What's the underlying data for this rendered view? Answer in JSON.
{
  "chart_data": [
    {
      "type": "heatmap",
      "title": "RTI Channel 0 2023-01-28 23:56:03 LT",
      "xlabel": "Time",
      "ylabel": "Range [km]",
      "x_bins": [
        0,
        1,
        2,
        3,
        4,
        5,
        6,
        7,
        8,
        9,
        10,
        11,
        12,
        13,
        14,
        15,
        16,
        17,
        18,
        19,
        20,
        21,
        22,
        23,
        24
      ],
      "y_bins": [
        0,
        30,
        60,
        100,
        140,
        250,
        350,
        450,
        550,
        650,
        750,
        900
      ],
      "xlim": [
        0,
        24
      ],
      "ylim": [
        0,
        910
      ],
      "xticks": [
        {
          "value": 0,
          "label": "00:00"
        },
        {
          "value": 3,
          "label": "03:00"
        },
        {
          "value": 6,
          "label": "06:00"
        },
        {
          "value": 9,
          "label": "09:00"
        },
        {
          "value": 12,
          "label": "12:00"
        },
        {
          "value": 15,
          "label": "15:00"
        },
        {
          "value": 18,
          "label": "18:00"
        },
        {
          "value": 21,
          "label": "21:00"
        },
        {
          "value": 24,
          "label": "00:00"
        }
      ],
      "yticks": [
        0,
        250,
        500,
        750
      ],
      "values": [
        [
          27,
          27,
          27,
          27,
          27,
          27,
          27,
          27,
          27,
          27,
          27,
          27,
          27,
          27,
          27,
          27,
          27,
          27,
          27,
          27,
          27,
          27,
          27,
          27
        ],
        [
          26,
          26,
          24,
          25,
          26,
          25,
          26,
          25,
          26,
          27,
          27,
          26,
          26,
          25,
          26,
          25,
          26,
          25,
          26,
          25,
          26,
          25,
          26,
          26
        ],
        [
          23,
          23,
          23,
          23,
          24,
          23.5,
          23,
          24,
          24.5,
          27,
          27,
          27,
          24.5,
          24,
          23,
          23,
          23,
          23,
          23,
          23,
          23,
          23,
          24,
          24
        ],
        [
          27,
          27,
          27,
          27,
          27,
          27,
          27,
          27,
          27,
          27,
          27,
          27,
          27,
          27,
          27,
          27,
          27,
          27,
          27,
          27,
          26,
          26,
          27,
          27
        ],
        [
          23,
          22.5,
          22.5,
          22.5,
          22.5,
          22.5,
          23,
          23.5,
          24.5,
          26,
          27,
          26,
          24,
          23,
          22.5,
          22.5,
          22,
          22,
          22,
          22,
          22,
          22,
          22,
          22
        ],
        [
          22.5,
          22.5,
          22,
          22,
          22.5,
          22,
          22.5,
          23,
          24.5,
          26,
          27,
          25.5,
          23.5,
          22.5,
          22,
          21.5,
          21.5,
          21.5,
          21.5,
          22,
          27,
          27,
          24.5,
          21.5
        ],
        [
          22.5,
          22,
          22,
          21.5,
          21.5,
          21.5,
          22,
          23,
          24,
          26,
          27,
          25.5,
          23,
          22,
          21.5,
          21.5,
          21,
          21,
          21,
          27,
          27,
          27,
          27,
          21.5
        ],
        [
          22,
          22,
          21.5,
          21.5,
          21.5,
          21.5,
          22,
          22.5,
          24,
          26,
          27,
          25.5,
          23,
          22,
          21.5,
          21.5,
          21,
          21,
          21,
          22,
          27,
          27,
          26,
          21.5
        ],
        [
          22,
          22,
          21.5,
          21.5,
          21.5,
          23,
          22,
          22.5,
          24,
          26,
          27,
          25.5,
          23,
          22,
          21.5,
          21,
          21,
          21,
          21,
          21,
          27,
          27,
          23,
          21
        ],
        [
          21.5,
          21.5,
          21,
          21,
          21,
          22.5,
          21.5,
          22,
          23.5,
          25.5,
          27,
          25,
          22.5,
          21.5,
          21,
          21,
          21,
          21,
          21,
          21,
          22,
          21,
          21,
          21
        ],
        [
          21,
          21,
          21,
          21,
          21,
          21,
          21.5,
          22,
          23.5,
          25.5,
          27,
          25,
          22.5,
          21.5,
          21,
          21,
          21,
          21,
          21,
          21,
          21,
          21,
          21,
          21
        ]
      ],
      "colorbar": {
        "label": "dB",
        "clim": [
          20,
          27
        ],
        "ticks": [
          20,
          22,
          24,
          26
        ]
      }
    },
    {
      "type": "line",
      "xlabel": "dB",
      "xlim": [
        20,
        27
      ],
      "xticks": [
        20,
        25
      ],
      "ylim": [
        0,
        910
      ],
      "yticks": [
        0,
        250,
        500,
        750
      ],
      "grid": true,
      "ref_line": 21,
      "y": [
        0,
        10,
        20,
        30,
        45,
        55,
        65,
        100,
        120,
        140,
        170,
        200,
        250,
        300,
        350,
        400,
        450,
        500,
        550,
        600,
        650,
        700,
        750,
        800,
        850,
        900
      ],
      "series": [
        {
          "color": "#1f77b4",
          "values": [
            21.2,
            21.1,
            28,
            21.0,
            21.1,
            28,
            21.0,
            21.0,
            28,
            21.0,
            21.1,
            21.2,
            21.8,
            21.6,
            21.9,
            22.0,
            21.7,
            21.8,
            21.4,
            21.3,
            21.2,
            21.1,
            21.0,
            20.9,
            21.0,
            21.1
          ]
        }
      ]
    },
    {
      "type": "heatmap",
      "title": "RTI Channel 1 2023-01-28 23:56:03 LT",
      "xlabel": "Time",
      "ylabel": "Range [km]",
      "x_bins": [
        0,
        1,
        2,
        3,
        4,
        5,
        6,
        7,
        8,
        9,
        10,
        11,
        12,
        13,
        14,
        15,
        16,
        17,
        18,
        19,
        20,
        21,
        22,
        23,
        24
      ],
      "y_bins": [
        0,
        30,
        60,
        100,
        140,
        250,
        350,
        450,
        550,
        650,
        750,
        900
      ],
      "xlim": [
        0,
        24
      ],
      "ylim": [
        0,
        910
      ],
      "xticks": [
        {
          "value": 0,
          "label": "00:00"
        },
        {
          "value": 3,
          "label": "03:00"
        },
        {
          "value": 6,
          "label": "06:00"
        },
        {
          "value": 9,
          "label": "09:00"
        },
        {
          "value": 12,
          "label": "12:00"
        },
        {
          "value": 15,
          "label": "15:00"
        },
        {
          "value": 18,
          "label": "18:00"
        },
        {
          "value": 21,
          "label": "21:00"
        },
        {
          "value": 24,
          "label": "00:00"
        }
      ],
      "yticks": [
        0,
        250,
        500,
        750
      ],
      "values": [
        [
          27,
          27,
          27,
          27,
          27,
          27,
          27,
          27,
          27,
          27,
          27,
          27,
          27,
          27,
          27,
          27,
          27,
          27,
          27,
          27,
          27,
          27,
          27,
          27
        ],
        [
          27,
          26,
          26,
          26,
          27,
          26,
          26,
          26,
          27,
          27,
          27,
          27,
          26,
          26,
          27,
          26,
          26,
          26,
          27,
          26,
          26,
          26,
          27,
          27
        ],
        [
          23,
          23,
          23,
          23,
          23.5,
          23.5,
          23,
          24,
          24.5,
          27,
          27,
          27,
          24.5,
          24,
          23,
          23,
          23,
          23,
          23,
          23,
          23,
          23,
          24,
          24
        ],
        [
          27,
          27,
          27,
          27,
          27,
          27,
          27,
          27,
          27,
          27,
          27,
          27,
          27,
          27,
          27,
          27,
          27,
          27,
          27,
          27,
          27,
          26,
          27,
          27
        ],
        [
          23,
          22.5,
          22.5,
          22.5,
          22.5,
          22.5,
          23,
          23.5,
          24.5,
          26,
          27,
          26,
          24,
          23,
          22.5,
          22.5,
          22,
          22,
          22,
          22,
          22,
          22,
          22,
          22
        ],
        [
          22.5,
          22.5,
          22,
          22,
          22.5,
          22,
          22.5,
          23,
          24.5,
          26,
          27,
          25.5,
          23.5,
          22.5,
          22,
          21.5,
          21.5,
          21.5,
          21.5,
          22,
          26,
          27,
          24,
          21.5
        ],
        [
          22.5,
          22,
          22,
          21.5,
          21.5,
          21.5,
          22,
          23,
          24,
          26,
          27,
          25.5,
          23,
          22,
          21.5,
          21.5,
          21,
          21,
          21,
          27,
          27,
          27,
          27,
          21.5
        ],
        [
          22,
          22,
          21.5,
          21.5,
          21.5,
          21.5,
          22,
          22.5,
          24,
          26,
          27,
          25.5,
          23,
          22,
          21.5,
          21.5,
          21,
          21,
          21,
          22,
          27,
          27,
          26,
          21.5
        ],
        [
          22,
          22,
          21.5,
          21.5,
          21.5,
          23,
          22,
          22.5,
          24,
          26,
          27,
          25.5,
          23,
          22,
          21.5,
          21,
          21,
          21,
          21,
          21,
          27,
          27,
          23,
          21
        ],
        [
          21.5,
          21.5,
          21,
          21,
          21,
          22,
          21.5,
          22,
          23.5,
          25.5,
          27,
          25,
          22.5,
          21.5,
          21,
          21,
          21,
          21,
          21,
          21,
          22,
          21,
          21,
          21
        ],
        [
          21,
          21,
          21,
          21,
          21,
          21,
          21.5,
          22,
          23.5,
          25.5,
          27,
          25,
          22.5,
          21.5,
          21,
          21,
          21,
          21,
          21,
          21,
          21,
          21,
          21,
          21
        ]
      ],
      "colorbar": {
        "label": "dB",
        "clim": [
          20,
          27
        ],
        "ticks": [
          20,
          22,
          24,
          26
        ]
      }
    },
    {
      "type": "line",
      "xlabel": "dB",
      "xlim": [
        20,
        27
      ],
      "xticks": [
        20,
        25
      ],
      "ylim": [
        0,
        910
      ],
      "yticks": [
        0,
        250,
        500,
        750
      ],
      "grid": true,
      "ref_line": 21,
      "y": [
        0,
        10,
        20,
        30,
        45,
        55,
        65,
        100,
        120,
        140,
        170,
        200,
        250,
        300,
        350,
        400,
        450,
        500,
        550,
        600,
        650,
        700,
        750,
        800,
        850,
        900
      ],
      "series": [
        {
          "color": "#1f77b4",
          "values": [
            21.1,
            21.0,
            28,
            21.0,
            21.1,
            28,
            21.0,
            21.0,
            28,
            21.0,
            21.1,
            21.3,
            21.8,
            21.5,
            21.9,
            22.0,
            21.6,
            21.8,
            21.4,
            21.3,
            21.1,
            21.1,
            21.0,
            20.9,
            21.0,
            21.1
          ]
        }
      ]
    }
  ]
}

• • • •

Aim of the task
Using the material above, count the lines containing the word "title". Reply with the number alone.

Solution
2